** BEGIN **
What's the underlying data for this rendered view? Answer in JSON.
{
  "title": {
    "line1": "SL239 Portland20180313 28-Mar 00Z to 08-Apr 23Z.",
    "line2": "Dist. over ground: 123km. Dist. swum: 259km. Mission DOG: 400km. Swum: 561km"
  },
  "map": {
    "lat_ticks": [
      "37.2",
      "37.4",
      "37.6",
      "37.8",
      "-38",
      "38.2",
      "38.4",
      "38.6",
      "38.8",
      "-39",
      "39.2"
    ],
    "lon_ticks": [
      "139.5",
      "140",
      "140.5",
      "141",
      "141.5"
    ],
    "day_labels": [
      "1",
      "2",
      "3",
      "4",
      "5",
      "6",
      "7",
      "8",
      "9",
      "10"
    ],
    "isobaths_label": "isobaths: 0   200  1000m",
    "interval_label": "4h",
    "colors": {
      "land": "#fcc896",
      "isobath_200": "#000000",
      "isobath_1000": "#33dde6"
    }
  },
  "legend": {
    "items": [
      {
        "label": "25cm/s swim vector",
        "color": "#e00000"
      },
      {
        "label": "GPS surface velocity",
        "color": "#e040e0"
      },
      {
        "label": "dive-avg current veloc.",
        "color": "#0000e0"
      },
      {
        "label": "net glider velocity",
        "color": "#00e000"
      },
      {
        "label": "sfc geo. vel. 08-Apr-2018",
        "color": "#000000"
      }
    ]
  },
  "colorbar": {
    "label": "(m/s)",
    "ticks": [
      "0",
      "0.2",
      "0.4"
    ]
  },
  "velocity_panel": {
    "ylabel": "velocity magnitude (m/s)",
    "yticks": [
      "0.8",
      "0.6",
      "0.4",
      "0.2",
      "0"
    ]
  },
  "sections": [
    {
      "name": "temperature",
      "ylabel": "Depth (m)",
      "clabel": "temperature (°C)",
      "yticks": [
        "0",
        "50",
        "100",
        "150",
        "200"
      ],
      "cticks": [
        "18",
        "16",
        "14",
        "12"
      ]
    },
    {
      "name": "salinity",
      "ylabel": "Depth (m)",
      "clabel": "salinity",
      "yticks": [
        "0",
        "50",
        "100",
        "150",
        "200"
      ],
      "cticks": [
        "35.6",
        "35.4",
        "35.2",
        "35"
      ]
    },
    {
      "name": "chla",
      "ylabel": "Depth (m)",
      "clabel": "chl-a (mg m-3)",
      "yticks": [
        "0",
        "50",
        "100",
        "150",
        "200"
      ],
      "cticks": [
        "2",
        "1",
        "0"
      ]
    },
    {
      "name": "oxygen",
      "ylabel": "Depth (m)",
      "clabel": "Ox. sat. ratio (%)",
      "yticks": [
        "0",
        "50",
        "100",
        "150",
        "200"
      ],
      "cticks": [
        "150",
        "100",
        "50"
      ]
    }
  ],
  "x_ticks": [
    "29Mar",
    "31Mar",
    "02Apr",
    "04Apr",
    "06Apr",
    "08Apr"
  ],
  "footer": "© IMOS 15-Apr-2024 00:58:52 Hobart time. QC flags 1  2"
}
** END **
Challenge → Give back each line above precisely as it stands.

The answer →
What's the underlying data for this rendered view? Answer in JSON.
{
  "title": {
    "line1": "SL239 Portland20180313 28-Mar 00Z to 08-Apr 23Z.",
    "line2": "Dist. over ground: 123km. Dist. swum: 259km. Mission DOG: 400km. Swum: 561km"
  },
  "map": {
    "lat_ticks": [
      "37.2",
      "37.4",
      "37.6",
      "37.8",
      "-38",
      "38.2",
      "38.4",
      "38.6",
      "38.8",
      "-39",
      "39.2"
    ],
    "lon_ticks": [
      "139.5",
      "140",
      "140.5",
      "141",
      "141.5"
    ],
    "day_labels": [
      "1",
      "2",
      "3",
      "4",
      "5",
      "6",
      "7",
      "8",
      "9",
      "10"
    ],
    "isobaths_label": "isobaths: 0   200  1000m",
    "interval_label": "4h",
    "colors": {
      "land": "#fcc896",
      "isobath_200": "#000000",
      "isobath_1000": "#33dde6"
    }
  },
  "legend": {
    "items": [
      {
        "label": "25cm/s swim vector",
        "color": "#e00000"
      },
      {
        "label": "GPS surface velocity",
        "color": "#e040e0"
      },
      {
        "label": "dive-avg current veloc.",
        "color": "#0000e0"
      },
      {
        "label": "net glider velocity",
        "color": "#00e000"
      },
      {
        "label": "sfc geo. vel. 08-Apr-2018",
        "color": "#000000"
      }
    ]
  },
  "colorbar": {
    "label": "(m/s)",
    "ticks": [
      "0",
      "0.2",
      "0.4"
    ]
  },
  "velocity_panel": {
    "ylabel": "velocity magnitude (m/s)",
    "yticks": [
      "0.8",
      "0.6",
      "0.4",
      "0.2",
      "0"
    ]
  },
  "sections": [
    {
      "name": "temperature",
      "ylabel": "Depth (m)",
      "clabel": "temperature (°C)",
      "yticks": [
        "0",
        "50",
        "100",
        "150",
        "200"
      ],
      "cticks": [
        "18",
        "16",
        "14",
        "12"
      ]
    },
    {
      "name": "salinity",
      "ylabel": "Depth (m)",
      "clabel": "salinity",
      "yticks": [
        "0",
        "50",
        "100",
        "150",
        "200"
      ],
      "cticks": [
        "35.6",
        "35.4",
        "35.2",
        "35"
      ]
    },
    {
      "name": "chla",
      "ylabel": "Depth (m)",
      "clabel": "chl-a (mg m-3)",
      "yticks": [
        "0",
        "50",
        "100",
        "150",
        "200"
      ],
      "cticks": [
        "2",
        "1",
        "0"
      ]
    },
    {
      "name": "oxygen",
      "ylabel": "Depth (m)",
      "clabel": "Ox. sat. ratio (%)",
      "yticks": [
        "0",
        "50",
        "100",
        "150",
        "200"
      ],
      "cticks": [
        "150",
        "100",
        "50"
      ]
    }
  ],
  "x_ticks": [
    "29Mar",
    "31Mar",
    "02Apr",
    "04Apr",
    "06Apr",
    "08Apr"
  ],
  "footer": "© IMOS 15-Apr-2024 00:58:52 Hobart time. QC flags 1  2"
}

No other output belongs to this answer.